— BEGIN TEXT SEGMENT —

Dato’ Sri Ron Ho Kam Choy, Chairman, Executive Director, and Chief Executive Officer of TMD Energy, said: “We are proud to become the first Malaysian marine bunker supplier to achieve a listing on a major US exchange, reinforcing our position as one of the industry’s leading players.

“Leveraging Malaysia’s strategic location along major shipping routes including the Straits of Malacca and the South China Sea, as well as resilient demand for bunker fuel in the region and globally, we are well positioned for further expansion. On top of that, TMD Energy is also the first Malaysian company to list on the NYSE American.

“Our listing in NYSE American will help us to enhance our international profile, expand our reach, capture new markets, and deliver sustainable, higher returns to our shareholders.”

TMD Energy’s share price opened at USD 3.26 on Monday, rising to an all-time high of USD 4.12 on its market debut before closing at USD 3.63, which was 11.69% higher than its initial public offering (IPO) price of USD 3.25 per share. This gave the company a market capitalisation of USD 83.85 million (equivalent to approximately MYR 367.2 million) on its first day as a publicly listed company.

TMD Energy’s IPO was priced at USD 3.25 per share, and total gross proceeds (excluding the over-allotments) before deducting underwriting discounts and other related expenses were approximately USD 10.08 million (equivalent to approximately MYR 44.13 million). 

Proceeds from the IPO will be used for the purchase of cargo oil; defraying listing expenses; and working capital and other general corporate purposes.

The company has granted the underwriter a 45-day option to purchase up to an aggregate of 465,000 additional shares to cover over-allotments at the IPO price, If the underwriter exercises their option to purchase the additional shares in full, the total gross proceeds before deducting underwriting discounts and other related expenses from the offering are expected to be approximately USD 11.59 million.

— END TEXT SEGMENT —
— BEGIN DATASET —

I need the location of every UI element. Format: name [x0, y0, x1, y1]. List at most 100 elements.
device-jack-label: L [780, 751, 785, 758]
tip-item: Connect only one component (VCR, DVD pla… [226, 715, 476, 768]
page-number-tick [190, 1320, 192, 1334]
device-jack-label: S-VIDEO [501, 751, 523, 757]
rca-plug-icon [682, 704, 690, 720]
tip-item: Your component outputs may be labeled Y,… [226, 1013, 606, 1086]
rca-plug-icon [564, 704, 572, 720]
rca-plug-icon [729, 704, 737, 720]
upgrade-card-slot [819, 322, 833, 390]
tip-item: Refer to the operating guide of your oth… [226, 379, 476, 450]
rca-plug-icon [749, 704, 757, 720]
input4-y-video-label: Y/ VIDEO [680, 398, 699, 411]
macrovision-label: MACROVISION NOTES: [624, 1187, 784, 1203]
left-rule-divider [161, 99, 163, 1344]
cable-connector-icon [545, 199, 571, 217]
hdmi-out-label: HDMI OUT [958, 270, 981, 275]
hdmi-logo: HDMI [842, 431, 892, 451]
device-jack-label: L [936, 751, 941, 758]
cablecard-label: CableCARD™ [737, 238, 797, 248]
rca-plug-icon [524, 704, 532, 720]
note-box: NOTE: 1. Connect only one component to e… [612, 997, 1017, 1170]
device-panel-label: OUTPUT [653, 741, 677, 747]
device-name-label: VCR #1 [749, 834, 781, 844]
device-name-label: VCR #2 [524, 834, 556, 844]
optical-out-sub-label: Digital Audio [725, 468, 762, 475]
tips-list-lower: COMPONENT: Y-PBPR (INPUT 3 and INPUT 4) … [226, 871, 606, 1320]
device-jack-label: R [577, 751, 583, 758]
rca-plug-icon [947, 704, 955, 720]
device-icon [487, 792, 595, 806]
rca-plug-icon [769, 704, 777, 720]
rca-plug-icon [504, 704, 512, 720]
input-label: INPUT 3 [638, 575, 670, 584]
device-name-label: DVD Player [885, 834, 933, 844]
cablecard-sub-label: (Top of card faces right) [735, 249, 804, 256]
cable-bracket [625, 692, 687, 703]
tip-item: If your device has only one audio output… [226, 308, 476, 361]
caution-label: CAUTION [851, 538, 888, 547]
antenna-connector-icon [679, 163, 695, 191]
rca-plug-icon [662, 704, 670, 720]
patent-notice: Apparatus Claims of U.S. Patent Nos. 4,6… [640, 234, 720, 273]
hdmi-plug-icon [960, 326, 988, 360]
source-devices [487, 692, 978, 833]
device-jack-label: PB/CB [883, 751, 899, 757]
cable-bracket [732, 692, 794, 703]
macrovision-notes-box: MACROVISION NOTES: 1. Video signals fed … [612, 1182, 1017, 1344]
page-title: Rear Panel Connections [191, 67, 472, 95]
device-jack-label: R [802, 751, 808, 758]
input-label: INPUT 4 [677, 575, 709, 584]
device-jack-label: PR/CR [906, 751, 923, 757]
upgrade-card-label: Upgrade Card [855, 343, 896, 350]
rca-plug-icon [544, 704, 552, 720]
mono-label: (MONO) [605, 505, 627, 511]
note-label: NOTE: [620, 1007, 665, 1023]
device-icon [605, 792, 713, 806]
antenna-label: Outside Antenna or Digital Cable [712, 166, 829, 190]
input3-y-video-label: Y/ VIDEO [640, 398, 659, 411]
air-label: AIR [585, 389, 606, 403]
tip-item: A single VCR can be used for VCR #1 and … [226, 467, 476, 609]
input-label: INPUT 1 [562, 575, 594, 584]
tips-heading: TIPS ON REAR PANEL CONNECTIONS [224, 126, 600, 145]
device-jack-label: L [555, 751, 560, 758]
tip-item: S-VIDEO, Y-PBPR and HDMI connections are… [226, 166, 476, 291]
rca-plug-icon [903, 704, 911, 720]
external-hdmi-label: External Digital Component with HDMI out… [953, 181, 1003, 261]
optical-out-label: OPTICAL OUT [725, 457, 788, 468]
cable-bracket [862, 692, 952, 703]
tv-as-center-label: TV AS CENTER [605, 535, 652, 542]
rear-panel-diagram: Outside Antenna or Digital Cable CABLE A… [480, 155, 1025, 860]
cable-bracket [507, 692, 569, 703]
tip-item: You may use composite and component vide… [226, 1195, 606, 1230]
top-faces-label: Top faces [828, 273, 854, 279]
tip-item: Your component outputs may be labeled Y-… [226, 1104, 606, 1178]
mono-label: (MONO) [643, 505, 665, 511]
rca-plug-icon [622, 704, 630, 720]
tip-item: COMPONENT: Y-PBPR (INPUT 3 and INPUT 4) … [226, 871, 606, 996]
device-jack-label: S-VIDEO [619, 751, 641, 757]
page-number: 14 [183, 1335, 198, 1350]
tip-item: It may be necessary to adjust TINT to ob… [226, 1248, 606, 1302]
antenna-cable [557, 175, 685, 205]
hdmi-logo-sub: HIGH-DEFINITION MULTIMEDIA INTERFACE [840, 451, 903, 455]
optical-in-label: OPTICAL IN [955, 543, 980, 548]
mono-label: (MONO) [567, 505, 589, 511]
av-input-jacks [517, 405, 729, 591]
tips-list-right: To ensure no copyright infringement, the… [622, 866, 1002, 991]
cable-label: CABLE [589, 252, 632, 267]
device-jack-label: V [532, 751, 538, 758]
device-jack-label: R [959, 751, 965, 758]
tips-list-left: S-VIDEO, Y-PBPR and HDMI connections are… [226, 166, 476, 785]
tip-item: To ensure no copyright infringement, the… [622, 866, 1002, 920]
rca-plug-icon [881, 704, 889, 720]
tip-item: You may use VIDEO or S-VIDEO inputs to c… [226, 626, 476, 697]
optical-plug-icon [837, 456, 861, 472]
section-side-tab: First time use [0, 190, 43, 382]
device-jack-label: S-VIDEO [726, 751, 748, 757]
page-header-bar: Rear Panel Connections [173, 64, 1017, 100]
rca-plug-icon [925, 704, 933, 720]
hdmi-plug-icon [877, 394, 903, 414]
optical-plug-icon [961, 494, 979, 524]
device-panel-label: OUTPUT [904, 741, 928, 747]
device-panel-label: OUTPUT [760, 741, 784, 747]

— END DATASET —

* [EXERCISE] Continue the TMD Energy listing text from where it stops, in the same news-release style.

* [REPLY]
Dato’ David Yoong Leong Yan, Executive Director of TMD Energy, said: “Our debut on the NYSE American is a key milestone in our journey of growth. While continuing to drive strong organic growth, as part of our strategic growth initiatives, we remain focused on identifying and pursuing strategic mergers and acquisition opportunities that align with our long- term vision and strengthen our regional presence.”

Manifold Times previously reported SER announcing its proposal to list its oil bunkering segment via the listing and quotation of the ordinary shares in its 76.68%-owned subsidiary, TMD Energy, on the New York Stock Exchange American (NYSE American).

TMD Energy and its subsidiaries (TMD Energy Group) are mainly involved in marine fuel bunkering services specialising in the supply and marketing of marine gas oil and marine fuel oil to various types of ships and vessels at sea. In addition, the company provides vessel chartering services and vessel management services.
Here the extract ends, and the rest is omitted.